WHAT YOU HAVE TO DO: Answer with nothing except the number of lines that contain the word "JSON".

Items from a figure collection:
=====

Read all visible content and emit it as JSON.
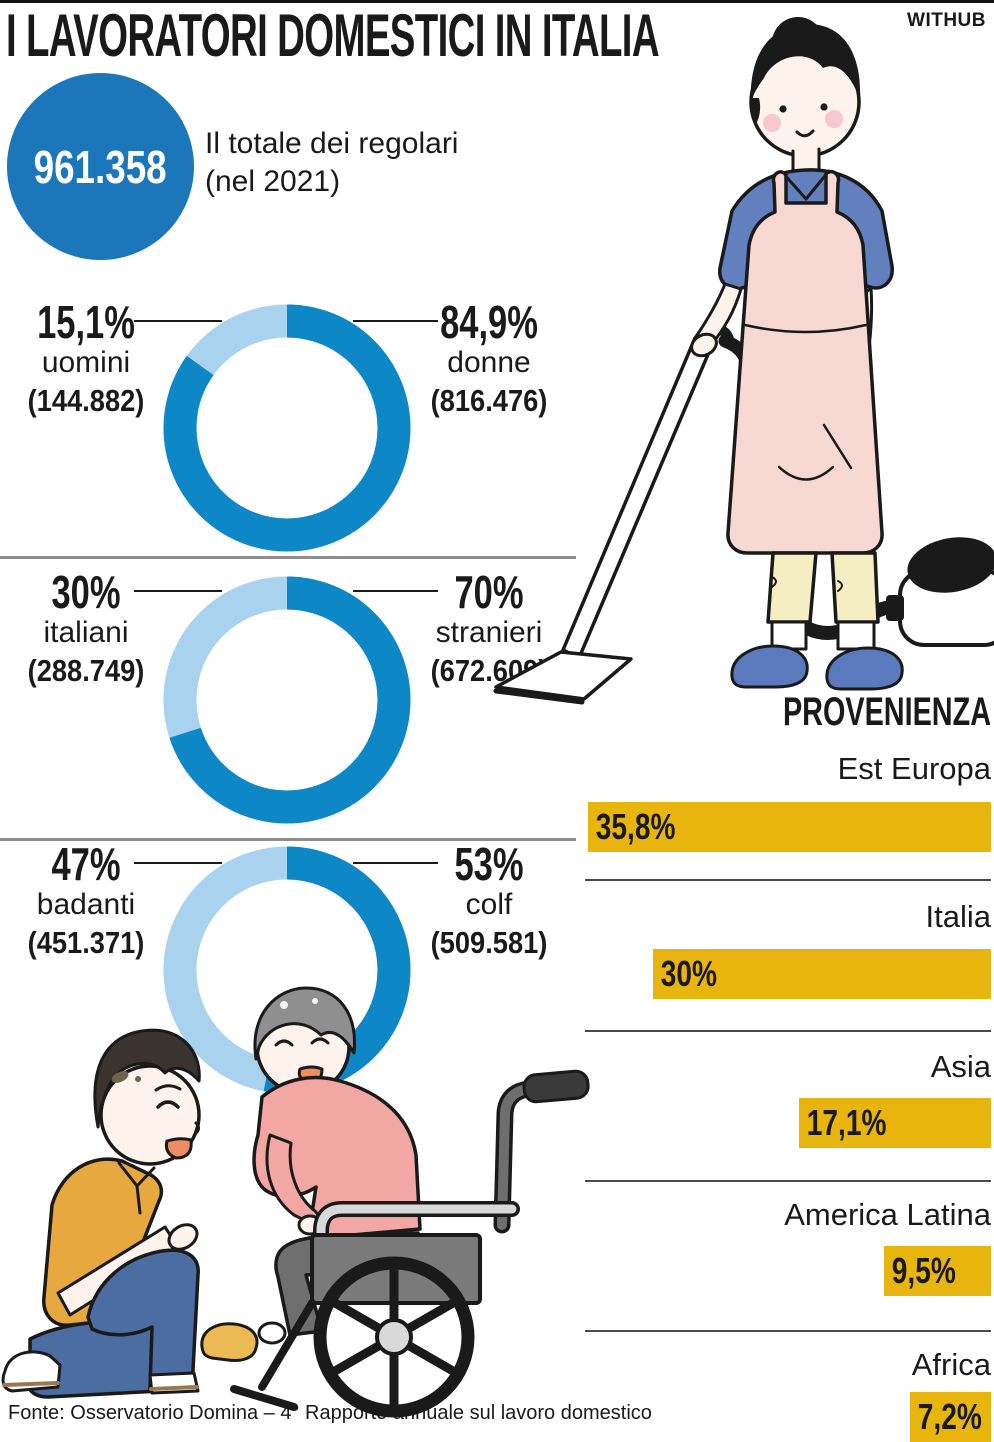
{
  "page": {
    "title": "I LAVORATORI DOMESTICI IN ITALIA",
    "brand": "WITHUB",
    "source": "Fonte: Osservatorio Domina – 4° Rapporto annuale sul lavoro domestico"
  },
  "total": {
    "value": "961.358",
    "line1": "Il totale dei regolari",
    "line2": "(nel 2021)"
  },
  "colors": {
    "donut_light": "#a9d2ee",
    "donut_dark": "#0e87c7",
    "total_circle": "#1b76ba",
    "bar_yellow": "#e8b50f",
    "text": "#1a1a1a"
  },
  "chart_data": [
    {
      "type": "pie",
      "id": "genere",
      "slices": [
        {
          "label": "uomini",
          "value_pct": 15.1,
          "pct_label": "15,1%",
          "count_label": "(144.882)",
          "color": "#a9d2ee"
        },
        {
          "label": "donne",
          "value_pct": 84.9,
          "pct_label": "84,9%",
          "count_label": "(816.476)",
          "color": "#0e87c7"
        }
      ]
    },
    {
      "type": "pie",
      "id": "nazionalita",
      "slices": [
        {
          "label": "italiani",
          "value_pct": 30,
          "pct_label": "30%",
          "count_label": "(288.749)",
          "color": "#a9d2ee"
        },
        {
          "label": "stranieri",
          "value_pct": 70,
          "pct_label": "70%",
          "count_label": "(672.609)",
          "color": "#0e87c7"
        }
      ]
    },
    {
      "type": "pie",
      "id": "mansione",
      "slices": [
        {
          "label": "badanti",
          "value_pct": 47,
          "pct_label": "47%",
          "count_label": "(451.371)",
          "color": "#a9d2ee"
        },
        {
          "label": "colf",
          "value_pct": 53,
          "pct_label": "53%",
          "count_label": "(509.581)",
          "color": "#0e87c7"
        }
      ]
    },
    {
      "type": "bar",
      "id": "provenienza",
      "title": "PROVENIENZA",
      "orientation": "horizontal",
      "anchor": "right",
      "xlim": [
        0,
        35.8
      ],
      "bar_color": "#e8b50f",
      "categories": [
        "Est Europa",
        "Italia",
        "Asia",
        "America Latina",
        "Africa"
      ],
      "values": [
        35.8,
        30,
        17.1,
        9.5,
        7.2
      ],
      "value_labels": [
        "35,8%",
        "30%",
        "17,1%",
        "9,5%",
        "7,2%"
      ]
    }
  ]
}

=====

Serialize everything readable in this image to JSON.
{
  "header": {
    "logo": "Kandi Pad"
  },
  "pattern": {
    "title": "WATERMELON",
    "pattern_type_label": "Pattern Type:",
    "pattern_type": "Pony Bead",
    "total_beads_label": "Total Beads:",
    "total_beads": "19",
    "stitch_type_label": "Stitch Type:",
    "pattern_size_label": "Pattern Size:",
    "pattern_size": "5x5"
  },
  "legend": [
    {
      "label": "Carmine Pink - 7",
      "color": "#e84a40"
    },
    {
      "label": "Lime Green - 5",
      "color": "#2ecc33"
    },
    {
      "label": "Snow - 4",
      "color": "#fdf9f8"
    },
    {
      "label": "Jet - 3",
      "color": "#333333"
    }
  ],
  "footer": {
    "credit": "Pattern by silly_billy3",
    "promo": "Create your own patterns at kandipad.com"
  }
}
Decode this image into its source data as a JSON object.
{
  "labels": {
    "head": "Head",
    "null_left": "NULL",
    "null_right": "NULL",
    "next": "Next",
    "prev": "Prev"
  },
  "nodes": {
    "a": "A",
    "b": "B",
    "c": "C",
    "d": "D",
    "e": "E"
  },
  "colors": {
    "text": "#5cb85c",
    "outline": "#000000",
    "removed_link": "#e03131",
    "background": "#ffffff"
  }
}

=====

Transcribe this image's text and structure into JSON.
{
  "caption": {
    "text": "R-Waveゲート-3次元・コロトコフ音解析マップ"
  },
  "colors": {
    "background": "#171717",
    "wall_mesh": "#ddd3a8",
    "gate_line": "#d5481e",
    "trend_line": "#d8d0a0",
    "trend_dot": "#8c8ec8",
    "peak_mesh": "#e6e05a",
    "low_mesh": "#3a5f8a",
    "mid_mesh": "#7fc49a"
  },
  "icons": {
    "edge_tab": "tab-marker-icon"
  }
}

=====

OUTPUT OF THE EXERCISE: 4